[Dataset items]
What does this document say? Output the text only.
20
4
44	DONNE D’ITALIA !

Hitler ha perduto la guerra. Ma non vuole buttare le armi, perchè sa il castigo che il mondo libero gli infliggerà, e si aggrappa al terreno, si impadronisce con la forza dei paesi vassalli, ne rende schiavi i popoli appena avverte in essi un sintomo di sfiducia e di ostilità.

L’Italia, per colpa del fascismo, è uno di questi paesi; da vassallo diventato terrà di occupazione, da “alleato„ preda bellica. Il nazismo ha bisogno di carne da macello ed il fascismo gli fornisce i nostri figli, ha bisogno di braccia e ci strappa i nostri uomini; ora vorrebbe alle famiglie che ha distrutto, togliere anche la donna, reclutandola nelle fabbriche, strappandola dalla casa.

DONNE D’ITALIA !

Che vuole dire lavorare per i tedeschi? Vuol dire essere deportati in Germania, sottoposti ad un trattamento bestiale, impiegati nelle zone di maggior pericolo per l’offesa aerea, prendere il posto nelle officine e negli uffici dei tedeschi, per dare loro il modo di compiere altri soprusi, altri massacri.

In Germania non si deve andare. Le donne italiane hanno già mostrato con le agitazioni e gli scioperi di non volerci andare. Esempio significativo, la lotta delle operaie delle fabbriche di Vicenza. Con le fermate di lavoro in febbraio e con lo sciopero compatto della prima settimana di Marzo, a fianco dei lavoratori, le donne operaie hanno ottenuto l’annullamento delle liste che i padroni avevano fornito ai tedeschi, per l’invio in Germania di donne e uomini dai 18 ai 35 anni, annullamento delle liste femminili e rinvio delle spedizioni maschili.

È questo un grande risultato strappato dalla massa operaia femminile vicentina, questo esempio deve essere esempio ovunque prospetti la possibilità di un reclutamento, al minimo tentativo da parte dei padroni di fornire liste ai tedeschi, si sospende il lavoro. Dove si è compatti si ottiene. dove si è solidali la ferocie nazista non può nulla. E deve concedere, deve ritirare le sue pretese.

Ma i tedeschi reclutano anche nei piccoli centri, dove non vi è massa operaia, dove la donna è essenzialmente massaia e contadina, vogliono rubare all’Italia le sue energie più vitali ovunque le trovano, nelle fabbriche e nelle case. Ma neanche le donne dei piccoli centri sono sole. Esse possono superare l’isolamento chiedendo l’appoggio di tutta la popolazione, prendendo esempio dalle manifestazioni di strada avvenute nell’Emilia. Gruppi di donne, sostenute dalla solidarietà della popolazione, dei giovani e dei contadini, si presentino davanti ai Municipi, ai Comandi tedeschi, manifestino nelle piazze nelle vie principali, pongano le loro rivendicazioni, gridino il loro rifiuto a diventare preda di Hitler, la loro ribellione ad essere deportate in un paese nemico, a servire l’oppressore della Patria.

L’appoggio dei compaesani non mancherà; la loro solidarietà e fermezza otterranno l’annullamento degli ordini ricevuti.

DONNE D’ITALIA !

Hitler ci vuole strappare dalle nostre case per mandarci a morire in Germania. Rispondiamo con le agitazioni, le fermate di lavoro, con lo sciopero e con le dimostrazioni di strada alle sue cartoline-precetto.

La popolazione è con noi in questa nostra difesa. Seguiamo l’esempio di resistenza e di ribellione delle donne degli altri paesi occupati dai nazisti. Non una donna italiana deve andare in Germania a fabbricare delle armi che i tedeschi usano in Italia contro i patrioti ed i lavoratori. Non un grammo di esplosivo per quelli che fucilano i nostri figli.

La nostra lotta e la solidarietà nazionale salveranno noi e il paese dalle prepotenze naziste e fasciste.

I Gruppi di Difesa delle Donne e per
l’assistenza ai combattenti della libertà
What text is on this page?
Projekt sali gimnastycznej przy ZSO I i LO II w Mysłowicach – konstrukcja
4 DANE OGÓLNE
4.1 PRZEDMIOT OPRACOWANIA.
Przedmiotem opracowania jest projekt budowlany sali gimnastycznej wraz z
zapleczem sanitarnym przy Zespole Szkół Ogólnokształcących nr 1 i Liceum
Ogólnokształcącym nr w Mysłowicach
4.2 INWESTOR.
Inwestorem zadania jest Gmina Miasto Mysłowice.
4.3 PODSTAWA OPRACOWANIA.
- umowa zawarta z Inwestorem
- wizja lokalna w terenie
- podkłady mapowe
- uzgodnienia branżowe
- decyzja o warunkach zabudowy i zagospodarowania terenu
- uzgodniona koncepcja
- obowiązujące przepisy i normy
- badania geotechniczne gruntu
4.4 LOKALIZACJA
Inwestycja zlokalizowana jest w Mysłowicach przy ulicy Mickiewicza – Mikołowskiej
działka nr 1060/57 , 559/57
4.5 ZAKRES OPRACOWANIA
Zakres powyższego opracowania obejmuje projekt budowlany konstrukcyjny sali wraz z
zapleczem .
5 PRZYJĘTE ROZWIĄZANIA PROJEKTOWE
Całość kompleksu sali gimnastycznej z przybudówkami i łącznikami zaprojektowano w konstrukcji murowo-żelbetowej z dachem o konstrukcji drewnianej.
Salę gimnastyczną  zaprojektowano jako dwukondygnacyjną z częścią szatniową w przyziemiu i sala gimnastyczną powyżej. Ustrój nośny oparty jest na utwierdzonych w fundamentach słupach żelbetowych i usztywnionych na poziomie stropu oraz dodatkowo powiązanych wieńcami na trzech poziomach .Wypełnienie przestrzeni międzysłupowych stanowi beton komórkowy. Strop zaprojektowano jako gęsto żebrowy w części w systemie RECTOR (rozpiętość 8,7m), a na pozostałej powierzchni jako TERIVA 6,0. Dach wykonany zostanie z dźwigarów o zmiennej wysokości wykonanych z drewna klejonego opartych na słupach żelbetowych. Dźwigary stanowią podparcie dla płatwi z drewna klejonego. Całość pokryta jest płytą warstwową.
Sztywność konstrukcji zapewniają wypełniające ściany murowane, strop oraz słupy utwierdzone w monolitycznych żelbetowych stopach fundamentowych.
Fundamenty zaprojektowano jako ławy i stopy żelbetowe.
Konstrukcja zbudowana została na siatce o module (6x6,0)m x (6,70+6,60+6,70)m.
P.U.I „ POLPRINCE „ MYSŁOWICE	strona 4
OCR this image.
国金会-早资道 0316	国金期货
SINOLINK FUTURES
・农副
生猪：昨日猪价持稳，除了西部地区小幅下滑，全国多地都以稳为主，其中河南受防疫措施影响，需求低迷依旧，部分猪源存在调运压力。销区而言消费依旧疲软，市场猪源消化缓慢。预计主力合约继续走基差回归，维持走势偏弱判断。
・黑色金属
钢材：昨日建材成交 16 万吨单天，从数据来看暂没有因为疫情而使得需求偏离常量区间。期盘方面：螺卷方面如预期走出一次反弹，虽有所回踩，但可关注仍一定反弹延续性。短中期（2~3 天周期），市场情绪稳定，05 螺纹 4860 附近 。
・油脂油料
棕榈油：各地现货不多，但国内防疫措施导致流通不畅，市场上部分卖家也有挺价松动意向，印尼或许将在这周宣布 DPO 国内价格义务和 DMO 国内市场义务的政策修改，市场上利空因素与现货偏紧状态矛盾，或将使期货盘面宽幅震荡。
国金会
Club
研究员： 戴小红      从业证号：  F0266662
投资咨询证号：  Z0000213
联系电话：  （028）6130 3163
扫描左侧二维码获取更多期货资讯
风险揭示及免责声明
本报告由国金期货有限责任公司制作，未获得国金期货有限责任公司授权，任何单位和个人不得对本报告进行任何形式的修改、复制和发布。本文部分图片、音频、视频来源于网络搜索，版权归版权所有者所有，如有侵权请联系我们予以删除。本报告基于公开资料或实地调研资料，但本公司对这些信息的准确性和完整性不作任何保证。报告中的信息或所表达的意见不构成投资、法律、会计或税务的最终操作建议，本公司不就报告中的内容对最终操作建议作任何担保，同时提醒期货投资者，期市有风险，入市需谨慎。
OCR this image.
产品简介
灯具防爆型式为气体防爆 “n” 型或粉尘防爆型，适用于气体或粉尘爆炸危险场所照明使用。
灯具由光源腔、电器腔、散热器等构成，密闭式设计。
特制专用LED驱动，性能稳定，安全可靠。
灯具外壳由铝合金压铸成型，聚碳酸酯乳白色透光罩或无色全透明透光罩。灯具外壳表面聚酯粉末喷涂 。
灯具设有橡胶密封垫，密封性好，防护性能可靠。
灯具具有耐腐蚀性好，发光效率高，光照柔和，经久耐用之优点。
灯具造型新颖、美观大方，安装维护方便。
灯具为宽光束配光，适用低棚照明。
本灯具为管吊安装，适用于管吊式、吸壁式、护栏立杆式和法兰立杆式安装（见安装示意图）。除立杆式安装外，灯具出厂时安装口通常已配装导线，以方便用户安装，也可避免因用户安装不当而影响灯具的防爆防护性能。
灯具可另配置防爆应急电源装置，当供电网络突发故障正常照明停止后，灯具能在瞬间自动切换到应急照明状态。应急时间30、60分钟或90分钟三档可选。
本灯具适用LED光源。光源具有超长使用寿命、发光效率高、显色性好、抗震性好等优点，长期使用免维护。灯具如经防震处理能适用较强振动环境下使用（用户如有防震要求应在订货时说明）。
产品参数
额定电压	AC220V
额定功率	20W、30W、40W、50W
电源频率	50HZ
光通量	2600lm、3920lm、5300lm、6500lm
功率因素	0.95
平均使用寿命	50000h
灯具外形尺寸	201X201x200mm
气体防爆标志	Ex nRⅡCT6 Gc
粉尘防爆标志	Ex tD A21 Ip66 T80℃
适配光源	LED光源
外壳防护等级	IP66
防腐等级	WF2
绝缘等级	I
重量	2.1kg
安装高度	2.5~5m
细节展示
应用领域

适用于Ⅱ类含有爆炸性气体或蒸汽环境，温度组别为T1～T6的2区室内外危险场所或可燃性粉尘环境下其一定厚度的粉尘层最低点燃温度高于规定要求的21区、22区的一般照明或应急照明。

● What to work on
Search the data for the word "gimnastycznej" and copy each line where it appears.

● Output below
Projekt sali gimnastycznej przy ZSO I i LO II w Mysłowicach – konstrukcja
Przedmiotem opracowania jest projekt budowlany sali gimnastycznej wraz z
Całość kompleksu sali gimnastycznej z przybudówkami i łącznikami zaprojektowano w konstrukcji murowo-żelbetowej z dachem o konstrukcji drewnianej.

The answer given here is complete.